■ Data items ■
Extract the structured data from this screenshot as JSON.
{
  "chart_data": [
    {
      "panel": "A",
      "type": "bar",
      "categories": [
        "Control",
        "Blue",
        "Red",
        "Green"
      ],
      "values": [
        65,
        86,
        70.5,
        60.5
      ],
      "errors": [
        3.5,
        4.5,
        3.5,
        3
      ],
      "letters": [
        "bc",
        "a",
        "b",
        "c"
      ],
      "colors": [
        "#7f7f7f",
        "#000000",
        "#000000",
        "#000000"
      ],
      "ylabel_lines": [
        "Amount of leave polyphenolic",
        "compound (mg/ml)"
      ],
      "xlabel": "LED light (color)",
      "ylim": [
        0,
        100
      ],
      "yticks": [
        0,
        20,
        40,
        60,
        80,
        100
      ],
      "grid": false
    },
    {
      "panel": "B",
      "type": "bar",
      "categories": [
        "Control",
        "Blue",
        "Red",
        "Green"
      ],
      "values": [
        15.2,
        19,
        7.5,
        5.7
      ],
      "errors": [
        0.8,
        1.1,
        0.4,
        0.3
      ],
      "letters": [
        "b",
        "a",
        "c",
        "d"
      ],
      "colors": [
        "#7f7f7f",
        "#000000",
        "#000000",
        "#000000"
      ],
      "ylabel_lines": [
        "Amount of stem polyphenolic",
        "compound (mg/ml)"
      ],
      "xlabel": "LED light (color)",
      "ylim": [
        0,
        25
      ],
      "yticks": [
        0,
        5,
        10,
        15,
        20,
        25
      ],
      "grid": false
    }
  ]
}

■ What to produce ■
Set all of the records down again, exactly as they stand.

■ Solution for this problem ■
Extract the structured data from this screenshot as JSON.
{
  "chart_data": [
    {
      "panel": "A",
      "type": "bar",
      "categories": [
        "Control",
        "Blue",
        "Red",
        "Green"
      ],
      "values": [
        65,
        86,
        70.5,
        60.5
      ],
      "errors": [
        3.5,
        4.5,
        3.5,
        3
      ],
      "letters": [
        "bc",
        "a",
        "b",
        "c"
      ],
      "colors": [
        "#7f7f7f",
        "#000000",
        "#000000",
        "#000000"
      ],
      "ylabel_lines": [
        "Amount of leave polyphenolic",
        "compound (mg/ml)"
      ],
      "xlabel": "LED light (color)",
      "ylim": [
        0,
        100
      ],
      "yticks": [
        0,
        20,
        40,
        60,
        80,
        100
      ],
      "grid": false
    },
    {
      "panel": "B",
      "type": "bar",
      "categories": [
        "Control",
        "Blue",
        "Red",
        "Green"
      ],
      "values": [
        15.2,
        19,
        7.5,
        5.7
      ],
      "errors": [
        0.8,
        1.1,
        0.4,
        0.3
      ],
      "letters": [
        "b",
        "a",
        "c",
        "d"
      ],
      "colors": [
        "#7f7f7f",
        "#000000",
        "#000000",
        "#000000"
      ],
      "ylabel_lines": [
        "Amount of stem polyphenolic",
        "compound (mg/ml)"
      ],
      "xlabel": "LED light (color)",
      "ylim": [
        0,
        25
      ],
      "yticks": [
        0,
        5,
        10,
        15,
        20,
        25
      ],
      "grid": false
    }
  ]
}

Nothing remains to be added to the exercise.